§ PROBLEM TO WORK ON
Single out the lines that include the word "valors". Copy them.

^^^^

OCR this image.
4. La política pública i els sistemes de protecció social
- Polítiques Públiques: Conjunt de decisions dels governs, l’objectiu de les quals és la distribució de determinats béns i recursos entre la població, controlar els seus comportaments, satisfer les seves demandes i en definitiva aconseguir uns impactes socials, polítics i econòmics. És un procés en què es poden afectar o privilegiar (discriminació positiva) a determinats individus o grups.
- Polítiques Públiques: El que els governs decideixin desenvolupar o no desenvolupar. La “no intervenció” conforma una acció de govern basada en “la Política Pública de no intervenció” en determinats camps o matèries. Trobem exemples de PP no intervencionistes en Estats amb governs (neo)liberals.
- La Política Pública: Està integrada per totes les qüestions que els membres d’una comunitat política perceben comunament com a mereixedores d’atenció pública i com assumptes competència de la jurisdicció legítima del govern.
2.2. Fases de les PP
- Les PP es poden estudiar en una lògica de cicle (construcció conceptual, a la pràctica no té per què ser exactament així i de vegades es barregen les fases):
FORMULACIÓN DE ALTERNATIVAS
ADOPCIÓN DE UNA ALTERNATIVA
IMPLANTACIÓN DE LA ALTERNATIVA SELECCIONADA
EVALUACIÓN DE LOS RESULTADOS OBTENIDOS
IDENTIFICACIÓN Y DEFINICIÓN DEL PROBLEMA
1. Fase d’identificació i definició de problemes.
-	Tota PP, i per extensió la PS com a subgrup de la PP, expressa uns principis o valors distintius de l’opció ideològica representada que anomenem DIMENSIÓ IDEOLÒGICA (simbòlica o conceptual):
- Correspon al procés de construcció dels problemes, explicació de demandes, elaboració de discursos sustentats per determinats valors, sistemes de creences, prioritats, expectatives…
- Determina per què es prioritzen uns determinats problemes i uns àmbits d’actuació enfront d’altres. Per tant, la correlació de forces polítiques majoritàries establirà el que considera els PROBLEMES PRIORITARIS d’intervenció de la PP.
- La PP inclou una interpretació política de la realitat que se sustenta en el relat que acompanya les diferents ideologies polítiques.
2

^^^^

§ EXERCISE ANSWER
-	Tota PP, i per extensió la PS com a subgrup de la PP, expressa uns principis o valors distintius de l’opció ideològica representada que anomenem DIMENSIÓ IDEOLÒGICA (simbòlica o conceptual):
- Correspon al procés de construcció dels problemes, explicació de demandes, elaboració de discursos sustentats per determinats valors, sistemes de creences, prioritats, expectatives…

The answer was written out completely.